#### TEXT PASSAGE:
********************
In his opening remarks, Jon Lorsch, PhD, Director of NIGMS, presented an overview of the MIRA pilot program targeted to early-stage and new investigators and discussed adjustments that would be made in future funding opportunity announcements for this population. In total, 320 investigators applied for the first MIRA pilot, approximately half of the eligible pool, and 94 were awarded. This 29.4 percent success rate is comparable to that for early-stage and new investigators in the R01 and DP2 application pools at NIGMS. The median value of the awards was $250,000 (mean of $239,000), and there was no significant difference in gender, race, or ethnicity between the applicants and awardees.
One interesting observation was that awardees were 1.5 years younger than unsuccessful applicants (37.2 years to 38.7 years) and two years younger than the FY 2015 early-stage investigator pool for R01 grants at NIGMS. Dr. Lorsch was quick to note, however, that age 37 is still “too old for investigators to be receiving their first major award.” NIGMS recently reissued this funding opportunity, but limited it to early-stage investigators. The Institute will host an informational webinar for potential applicants on September 27, and applications are due on November 4.
********************
[Layout dataset entries]
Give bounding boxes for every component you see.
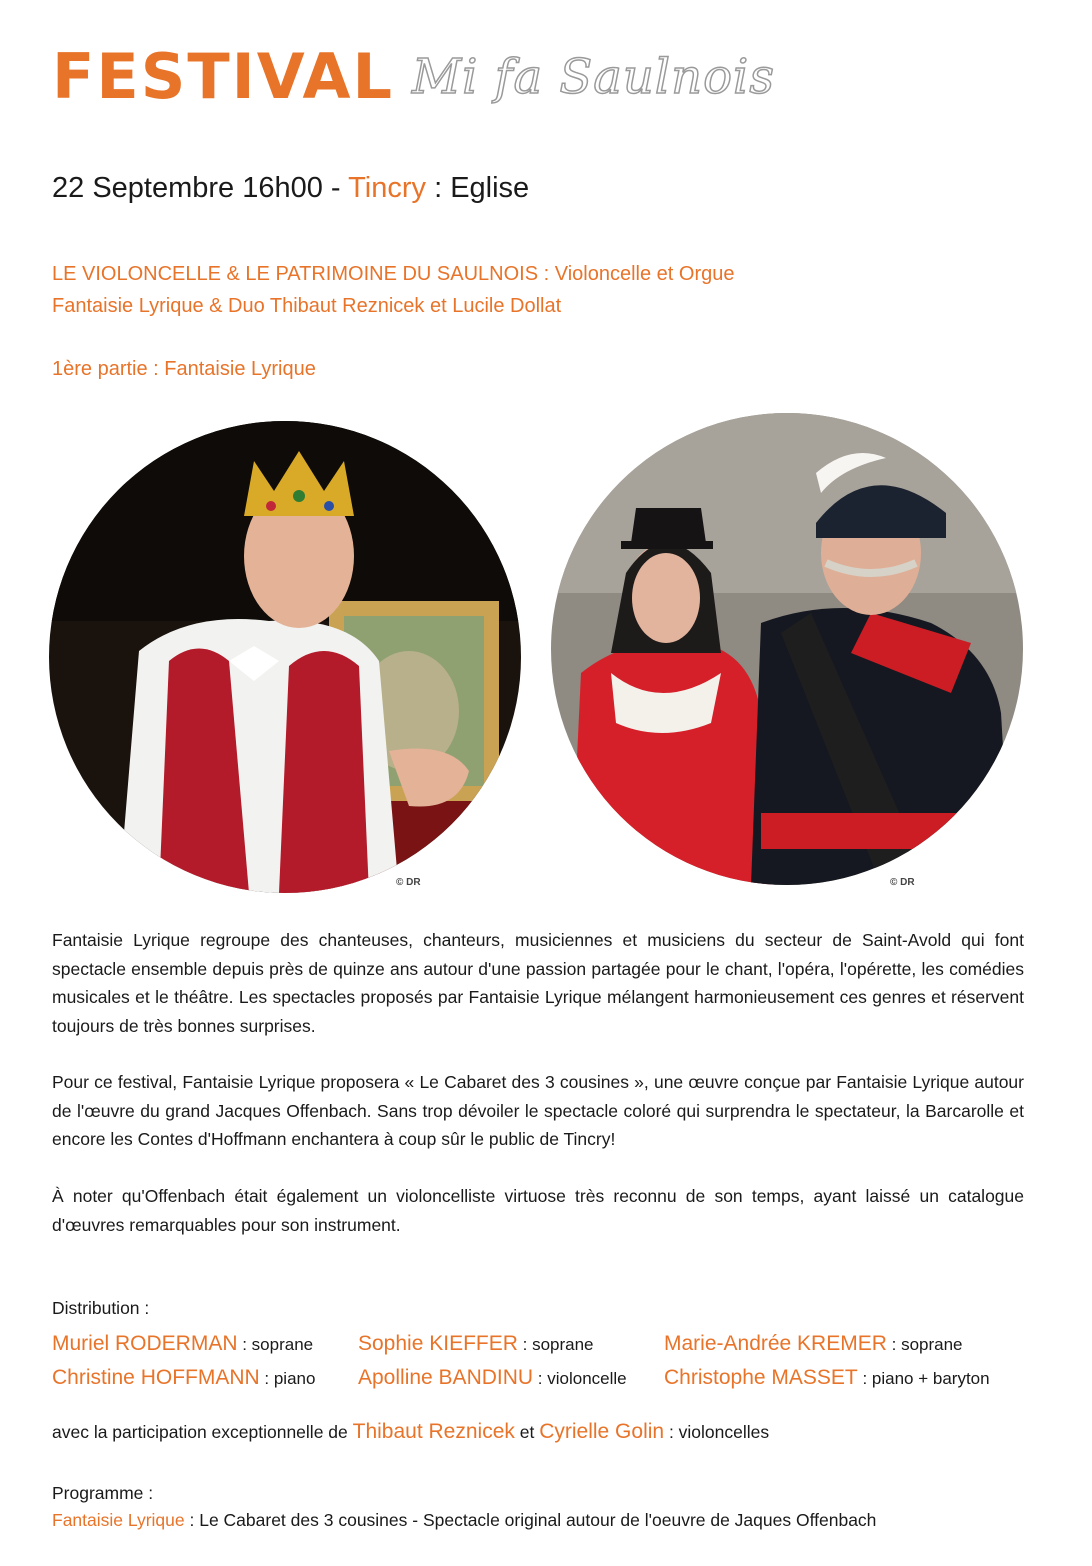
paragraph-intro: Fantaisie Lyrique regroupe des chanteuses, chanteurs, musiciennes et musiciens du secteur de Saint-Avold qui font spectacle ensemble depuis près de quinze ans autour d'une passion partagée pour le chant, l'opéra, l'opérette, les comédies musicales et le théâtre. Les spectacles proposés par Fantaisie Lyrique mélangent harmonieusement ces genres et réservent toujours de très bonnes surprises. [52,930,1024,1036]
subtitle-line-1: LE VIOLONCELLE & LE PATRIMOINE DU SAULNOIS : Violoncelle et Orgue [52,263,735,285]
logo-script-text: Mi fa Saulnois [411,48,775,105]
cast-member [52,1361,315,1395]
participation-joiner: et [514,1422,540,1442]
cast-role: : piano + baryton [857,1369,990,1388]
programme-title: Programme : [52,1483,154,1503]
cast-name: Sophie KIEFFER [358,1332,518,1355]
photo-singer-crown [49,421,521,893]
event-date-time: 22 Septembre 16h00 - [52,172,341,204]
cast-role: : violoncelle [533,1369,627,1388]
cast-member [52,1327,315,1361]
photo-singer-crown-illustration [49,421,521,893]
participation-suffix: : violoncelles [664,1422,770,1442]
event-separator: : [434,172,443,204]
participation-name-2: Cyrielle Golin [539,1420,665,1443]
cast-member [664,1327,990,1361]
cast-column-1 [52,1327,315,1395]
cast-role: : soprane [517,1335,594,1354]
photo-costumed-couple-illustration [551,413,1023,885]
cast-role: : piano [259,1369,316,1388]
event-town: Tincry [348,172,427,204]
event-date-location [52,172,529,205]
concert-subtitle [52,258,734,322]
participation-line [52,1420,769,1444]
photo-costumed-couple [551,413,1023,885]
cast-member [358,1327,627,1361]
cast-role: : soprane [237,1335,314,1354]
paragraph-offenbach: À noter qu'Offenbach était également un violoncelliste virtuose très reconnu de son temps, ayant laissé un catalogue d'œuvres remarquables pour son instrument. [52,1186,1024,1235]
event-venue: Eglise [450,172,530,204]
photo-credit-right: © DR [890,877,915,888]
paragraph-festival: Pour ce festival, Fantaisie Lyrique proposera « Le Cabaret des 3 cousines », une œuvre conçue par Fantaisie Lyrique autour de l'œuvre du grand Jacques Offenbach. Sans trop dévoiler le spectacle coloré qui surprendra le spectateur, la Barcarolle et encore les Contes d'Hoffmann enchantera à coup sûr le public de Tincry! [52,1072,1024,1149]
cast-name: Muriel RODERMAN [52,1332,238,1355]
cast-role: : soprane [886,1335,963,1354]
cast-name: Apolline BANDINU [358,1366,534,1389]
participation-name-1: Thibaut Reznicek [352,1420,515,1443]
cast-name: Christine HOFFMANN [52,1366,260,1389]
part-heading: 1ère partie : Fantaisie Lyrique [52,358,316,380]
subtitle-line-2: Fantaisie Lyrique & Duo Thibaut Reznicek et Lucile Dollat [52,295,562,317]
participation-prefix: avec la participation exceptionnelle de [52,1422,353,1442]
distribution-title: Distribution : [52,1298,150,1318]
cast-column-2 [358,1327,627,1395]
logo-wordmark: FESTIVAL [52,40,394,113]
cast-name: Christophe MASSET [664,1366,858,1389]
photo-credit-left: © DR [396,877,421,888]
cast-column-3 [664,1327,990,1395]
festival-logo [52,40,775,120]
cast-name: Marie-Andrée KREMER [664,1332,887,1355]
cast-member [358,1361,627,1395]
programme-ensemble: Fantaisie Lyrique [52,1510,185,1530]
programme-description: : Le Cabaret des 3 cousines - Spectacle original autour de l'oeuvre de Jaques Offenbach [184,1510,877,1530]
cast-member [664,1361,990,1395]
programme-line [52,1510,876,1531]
********************
#### PROBLEMS AND TASKS:
1. Return every line of the rows that contains the word "column". Matching is case-sensitive.
2. Continue the passage on the MIRA pilot program from where it stops.

#### WRITTEN RESPONSES:
1.
cast-column-1 [52,1327,315,1395]
cast-column-2 [358,1327,627,1395]
cast-column-3 [664,1327,990,1395]

2.
Michael Lauer, MD, Deputy Director for Extramural Research for the National Institutes of Health (NIH) presented perspectives on evidence-based funding and the array of metrics available to assess the outcomes of federally funded research activities. He noted the challenges associated with using publications-based metrics to assess research activities and described the recent work from NIH’s Office of Portfolio Analysis that led to the development of the Relative Citation Ratio, a metric that assesses the influence of an individual study rather than the journal within which it is published. Dr. Lauer also discussed the need for funding agencies such as NIH to balance support for research activities that are deemed truly transformative with those that continue to move the field forward and lead to incremental discoveries.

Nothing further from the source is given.